THINGS TO DO
1. Could you copy the stretch of the Papst motor post from "Help driving a" through "of the PWM.", changing "sinewave reconstruction filter" to "low-pass output filter"?
2. In the Papst motor post:
(a) What kind of motor is this particular motor said to be?
(b) What did the writer add after the 7294-based Chinese amps oscillated?
(c) Motors whose OEM number starts with which digits are synchronous?

PASSAGE GIVEN

□ □ □ □ □

Help driving a 3-phase Papst ausenlaufer

I have a Papst Aussenlaufer on a TD124, this motor is definitely a 3 phase motor and I have been running it on 3 phase power from a Siemens Micromaster 420 with a sinewave reconstruction filter which also kills all of the PWM.

The very motor I own is featured in this thread (I bought it from Steve.) They're not worth the trouble unless you run them on 3 phase power and then they are. new project: TD124 with the Papst motor

This particular motor is an eddy current induction motor and speed is sensitive voltage, load and frequency.


These motors are almost all delta wound 3 phase motors as far as I know. You can trick them into running with reduced torque on single phase power. (There should be some details in my old thread, I seem to have lost all of the files I had.)

What sort of transformers are you using, what is the rated secondary voltage? I used EI types and was warned that toroids were difficult to drive. My 7294 based Chinese amps all oscillated and I added a zobel network at the output and a small (10 - 15uH) inductor in series with the output. That worked better, but I ended up with the Siemens.
 
As far as I know Papst Aussenlaufer motors come in several variants, but fundamentally all 3 wire motors are wound as 3 phase delta.
These are many other types used in fans with odd and interesting characteristics
One interesting thing regarding the oem numbering system of motors starting with
901.... are synchronous, having a very high coercivity layer on the inside of the rotor (hard steel, vicalloy... ),
902 have an iron rotor and are not synchronous, as Kevinkr pointed out in his post above regarding the motor designed for the Thorens TD124.

□ □ □ □ □

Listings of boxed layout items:
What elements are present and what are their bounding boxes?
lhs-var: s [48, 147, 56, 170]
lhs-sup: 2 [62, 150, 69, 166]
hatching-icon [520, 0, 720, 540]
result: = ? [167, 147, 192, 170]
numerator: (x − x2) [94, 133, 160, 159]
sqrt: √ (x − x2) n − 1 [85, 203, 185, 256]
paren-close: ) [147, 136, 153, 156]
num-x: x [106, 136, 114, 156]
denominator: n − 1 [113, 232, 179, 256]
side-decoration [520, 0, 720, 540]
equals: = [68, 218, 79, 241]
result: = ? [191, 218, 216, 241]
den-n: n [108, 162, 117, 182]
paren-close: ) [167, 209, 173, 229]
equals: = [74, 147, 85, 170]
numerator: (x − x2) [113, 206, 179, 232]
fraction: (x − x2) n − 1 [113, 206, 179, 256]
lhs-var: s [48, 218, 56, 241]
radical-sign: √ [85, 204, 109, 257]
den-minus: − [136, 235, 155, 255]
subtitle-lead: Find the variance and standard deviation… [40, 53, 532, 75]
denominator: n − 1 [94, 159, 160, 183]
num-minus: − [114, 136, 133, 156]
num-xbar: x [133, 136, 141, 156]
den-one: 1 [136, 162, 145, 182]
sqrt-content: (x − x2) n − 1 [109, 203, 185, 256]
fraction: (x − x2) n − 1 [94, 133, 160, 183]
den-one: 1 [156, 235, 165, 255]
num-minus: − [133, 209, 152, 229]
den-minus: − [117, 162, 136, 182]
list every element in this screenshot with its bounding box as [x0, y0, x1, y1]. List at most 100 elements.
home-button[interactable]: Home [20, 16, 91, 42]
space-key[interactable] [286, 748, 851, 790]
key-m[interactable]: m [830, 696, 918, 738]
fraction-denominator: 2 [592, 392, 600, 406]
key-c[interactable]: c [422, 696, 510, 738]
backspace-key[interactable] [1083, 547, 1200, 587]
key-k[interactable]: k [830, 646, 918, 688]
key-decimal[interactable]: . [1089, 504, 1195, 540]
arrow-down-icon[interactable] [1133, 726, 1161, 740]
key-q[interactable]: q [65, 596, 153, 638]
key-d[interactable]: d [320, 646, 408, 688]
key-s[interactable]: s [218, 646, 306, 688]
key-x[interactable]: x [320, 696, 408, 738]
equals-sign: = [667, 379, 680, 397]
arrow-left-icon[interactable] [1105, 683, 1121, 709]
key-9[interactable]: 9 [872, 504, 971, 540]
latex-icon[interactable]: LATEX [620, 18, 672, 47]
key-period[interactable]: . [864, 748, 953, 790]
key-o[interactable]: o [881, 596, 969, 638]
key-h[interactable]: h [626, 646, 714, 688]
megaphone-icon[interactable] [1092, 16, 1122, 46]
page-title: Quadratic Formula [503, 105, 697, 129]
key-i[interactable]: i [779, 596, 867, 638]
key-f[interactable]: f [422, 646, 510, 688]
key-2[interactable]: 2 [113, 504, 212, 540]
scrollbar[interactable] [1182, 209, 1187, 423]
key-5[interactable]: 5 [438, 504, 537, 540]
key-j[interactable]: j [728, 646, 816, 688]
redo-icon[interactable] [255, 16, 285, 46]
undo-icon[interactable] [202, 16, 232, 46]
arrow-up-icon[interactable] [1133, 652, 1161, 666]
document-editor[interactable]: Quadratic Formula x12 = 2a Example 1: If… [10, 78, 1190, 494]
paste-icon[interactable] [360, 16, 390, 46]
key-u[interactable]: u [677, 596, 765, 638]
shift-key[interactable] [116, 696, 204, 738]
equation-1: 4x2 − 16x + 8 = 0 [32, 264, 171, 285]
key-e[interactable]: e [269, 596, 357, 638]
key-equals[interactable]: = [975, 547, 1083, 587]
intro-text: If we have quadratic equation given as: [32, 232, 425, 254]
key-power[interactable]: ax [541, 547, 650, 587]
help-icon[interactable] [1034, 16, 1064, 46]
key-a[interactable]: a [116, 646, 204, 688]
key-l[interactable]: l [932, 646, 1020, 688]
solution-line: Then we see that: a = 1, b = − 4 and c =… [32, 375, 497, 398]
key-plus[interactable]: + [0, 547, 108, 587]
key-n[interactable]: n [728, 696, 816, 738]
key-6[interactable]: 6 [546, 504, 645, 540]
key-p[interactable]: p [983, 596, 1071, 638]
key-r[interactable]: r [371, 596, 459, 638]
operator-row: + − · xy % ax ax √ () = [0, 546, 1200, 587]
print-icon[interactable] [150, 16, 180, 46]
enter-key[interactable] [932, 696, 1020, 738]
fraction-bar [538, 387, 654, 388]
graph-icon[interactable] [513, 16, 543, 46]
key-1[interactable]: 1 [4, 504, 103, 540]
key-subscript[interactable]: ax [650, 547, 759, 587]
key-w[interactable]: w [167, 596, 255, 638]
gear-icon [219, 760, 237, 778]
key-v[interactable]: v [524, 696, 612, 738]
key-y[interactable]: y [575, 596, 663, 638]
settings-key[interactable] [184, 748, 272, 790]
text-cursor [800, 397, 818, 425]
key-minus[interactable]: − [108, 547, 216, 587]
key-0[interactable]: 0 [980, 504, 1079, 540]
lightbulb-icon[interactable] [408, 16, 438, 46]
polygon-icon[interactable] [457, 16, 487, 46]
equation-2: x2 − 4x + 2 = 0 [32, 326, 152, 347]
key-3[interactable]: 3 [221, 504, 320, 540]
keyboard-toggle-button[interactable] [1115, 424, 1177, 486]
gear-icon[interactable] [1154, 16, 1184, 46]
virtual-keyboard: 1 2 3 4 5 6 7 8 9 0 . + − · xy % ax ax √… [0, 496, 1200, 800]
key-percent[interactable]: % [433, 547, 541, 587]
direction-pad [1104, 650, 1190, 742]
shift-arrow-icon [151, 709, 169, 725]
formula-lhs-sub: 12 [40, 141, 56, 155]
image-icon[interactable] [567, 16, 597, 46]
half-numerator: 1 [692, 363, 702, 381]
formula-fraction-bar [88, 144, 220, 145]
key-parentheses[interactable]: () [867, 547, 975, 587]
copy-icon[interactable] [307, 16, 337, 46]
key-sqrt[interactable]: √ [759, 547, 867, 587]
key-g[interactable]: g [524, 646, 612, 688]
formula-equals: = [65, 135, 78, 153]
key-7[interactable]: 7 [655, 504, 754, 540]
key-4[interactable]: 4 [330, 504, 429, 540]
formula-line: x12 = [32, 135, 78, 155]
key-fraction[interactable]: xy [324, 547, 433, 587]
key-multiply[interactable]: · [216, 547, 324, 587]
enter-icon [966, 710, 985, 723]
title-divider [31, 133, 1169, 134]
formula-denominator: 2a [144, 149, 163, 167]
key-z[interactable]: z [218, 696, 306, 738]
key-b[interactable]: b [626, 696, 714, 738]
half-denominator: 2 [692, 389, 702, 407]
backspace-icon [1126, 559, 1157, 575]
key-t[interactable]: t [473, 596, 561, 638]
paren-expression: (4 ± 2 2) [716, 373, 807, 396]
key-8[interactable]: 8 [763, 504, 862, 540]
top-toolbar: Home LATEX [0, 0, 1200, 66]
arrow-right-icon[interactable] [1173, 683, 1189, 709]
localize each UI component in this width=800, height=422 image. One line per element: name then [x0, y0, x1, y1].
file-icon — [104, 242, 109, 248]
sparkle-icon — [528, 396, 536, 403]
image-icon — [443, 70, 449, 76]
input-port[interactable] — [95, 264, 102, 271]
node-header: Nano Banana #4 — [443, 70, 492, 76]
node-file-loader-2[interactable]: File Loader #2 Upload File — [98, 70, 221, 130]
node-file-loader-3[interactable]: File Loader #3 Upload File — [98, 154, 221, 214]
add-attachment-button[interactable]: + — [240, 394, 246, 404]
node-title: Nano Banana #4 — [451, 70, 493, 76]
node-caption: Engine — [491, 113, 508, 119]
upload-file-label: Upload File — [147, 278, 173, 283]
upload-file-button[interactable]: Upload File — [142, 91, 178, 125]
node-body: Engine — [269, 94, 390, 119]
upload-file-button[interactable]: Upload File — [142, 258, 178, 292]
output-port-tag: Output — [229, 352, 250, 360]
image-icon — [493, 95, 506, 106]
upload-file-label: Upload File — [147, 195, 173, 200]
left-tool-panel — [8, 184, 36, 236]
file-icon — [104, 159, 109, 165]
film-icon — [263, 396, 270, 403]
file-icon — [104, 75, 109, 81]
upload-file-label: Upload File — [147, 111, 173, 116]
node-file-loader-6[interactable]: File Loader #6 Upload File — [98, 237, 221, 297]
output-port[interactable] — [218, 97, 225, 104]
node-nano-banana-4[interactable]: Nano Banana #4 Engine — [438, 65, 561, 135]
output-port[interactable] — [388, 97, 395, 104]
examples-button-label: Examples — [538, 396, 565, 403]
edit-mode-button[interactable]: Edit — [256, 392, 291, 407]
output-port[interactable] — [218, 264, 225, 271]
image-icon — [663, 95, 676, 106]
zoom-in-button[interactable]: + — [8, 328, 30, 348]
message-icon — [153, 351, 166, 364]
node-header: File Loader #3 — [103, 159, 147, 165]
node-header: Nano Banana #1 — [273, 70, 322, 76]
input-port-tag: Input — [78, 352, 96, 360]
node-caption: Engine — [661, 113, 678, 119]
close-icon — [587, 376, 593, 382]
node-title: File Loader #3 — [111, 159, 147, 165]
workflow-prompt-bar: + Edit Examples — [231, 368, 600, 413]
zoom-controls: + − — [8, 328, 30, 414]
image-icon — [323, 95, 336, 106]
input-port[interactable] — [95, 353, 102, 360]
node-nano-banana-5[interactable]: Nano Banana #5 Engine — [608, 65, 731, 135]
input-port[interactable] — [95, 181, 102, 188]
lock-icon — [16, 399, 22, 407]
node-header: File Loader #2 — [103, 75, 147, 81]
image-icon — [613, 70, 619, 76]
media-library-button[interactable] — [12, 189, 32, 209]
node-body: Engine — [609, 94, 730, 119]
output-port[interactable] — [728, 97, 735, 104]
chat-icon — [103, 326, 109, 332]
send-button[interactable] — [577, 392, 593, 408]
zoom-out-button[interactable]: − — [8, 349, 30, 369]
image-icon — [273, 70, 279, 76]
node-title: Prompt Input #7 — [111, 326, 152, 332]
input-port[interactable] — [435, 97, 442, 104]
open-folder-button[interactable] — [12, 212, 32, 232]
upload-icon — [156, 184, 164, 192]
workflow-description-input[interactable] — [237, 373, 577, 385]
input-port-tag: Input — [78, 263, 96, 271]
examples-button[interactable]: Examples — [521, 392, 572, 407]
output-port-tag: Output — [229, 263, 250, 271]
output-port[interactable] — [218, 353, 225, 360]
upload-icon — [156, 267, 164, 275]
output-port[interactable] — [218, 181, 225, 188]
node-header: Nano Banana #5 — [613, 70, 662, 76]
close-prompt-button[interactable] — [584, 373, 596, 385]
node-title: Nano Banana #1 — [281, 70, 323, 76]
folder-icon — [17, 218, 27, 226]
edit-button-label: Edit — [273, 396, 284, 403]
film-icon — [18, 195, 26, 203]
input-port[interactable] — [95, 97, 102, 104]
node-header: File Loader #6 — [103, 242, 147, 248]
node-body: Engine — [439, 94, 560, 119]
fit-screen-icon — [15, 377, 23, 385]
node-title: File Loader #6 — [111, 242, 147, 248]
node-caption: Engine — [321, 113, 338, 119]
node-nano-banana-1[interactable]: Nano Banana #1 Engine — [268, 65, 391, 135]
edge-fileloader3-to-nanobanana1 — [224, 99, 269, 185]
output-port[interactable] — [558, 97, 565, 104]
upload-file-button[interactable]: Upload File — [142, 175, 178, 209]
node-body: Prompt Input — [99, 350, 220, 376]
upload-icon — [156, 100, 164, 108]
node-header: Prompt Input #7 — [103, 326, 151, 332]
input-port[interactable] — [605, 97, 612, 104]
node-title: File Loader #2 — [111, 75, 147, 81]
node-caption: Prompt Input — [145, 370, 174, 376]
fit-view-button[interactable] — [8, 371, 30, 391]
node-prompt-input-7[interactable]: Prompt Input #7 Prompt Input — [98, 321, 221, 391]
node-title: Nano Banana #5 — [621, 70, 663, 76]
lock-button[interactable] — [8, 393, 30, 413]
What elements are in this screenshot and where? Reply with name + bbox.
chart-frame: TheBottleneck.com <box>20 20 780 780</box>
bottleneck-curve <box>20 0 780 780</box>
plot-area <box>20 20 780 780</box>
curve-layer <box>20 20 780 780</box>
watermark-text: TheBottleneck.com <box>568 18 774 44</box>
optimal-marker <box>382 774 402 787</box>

□ □ □ □ □

WRITTEN RESPONSES
1.
Help driving a 3-phase Papst ausenlaufer

I have a Papst Aussenlaufer on a TD124, this motor is definitely a 3 phase motor and I have been running it on 3 phase power from a Siemens Micromaster 420 with a low-pass output filter which also kills all of the PWM.

2.
(a) An eddy current induction motor.
(b) A zobel network at the output and a small (10 - 15uH) inductor in series with the output.
(c) 901.